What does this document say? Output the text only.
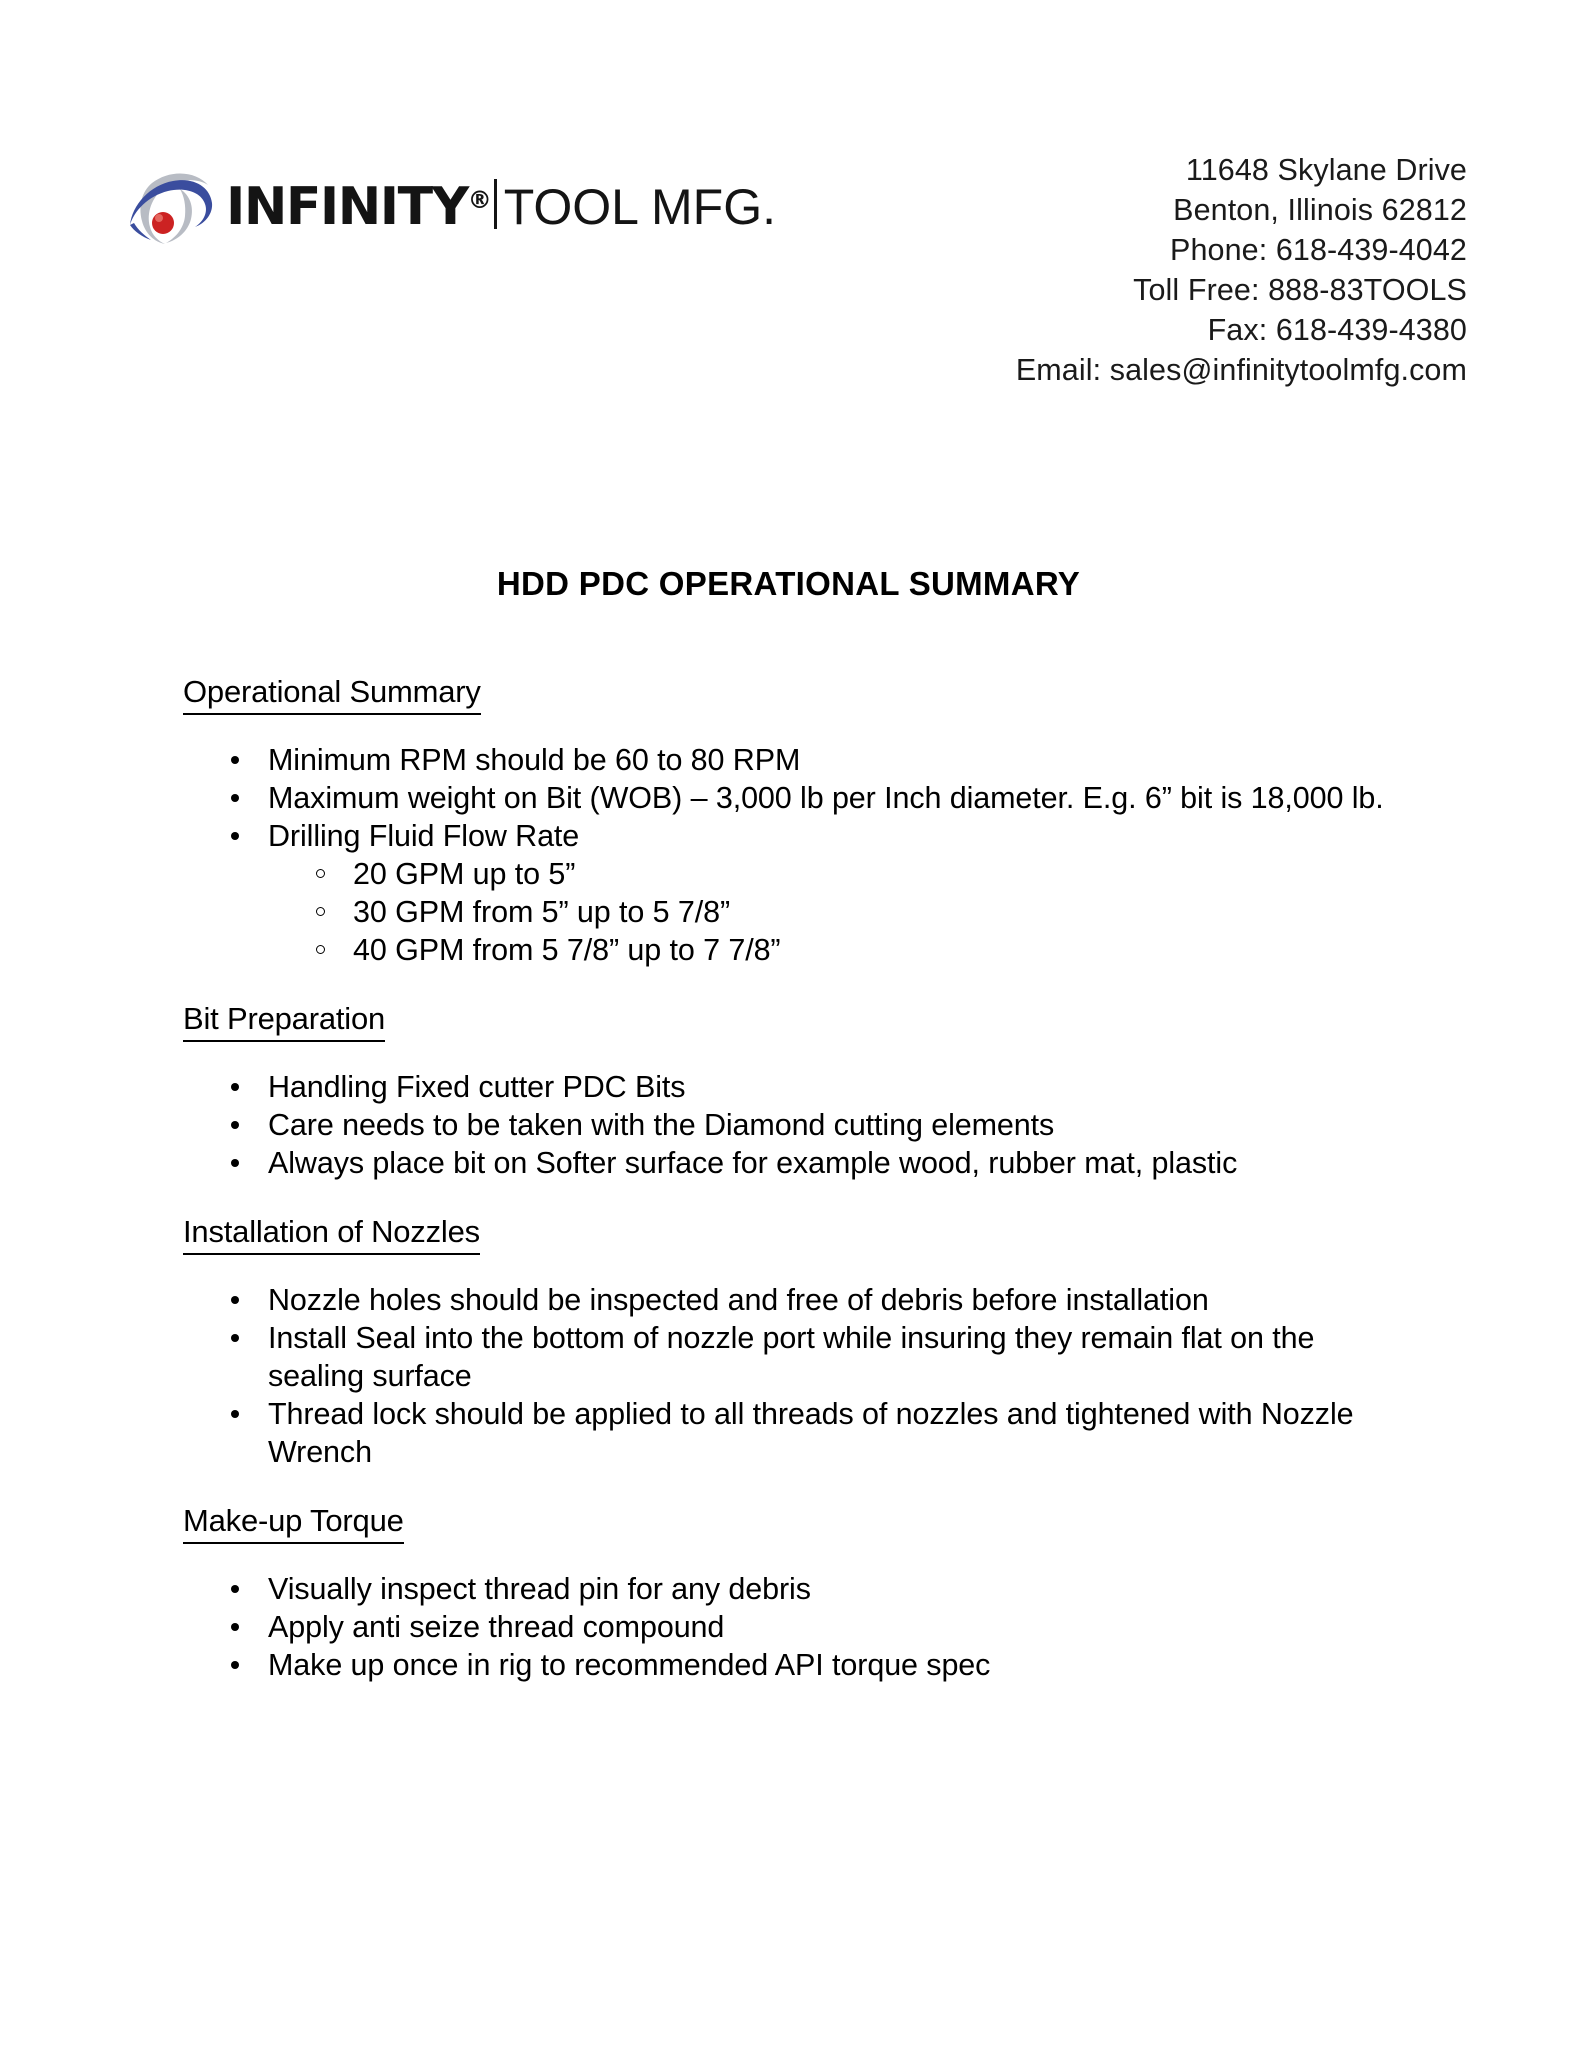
INFINITY ® TOOL MFG.
11648 Skylane Drive
Benton, Illinois 62812
Phone: 618-439-4042
Toll Free: 888-83TOOLS
Fax: 618-439-4380
Email: sales@infinitytoolmfg.com
HDD PDC OPERATIONAL SUMMARY
Operational Summary
Minimum RPM should be 60 to 80 RPM
Maximum weight on Bit (WOB) – 3,000 lb per Inch diameter. E.g. 6” bit is 18,000 lb.
Drilling Fluid Flow Rate
20 GPM up to 5”
30 GPM from 5” up to 5 7/8”
40 GPM from 5 7/8” up to 7 7/8”
Bit Preparation
Handling Fixed cutter PDC Bits
Care needs to be taken with the Diamond cutting elements
Always place bit on Softer surface for example wood, rubber mat, plastic
Installation of Nozzles
Nozzle holes should be inspected and free of debris before installation
Install Seal into the bottom of nozzle port while insuring they remain flat on the sealing surface
Thread lock should be applied to all threads of nozzles and tightened with Nozzle Wrench
Make-up Torque
Visually inspect thread pin for any debris
Apply anti seize thread compound
Make up once in rig to recommended API torque spec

Required work ->
Search the data above for the string "with" and copy each line that has it.

Solution below ->
Care needs to be taken with the Diamond cutting elements
Thread lock should be applied to all threads of nozzles and tightened with Nozzle Wrench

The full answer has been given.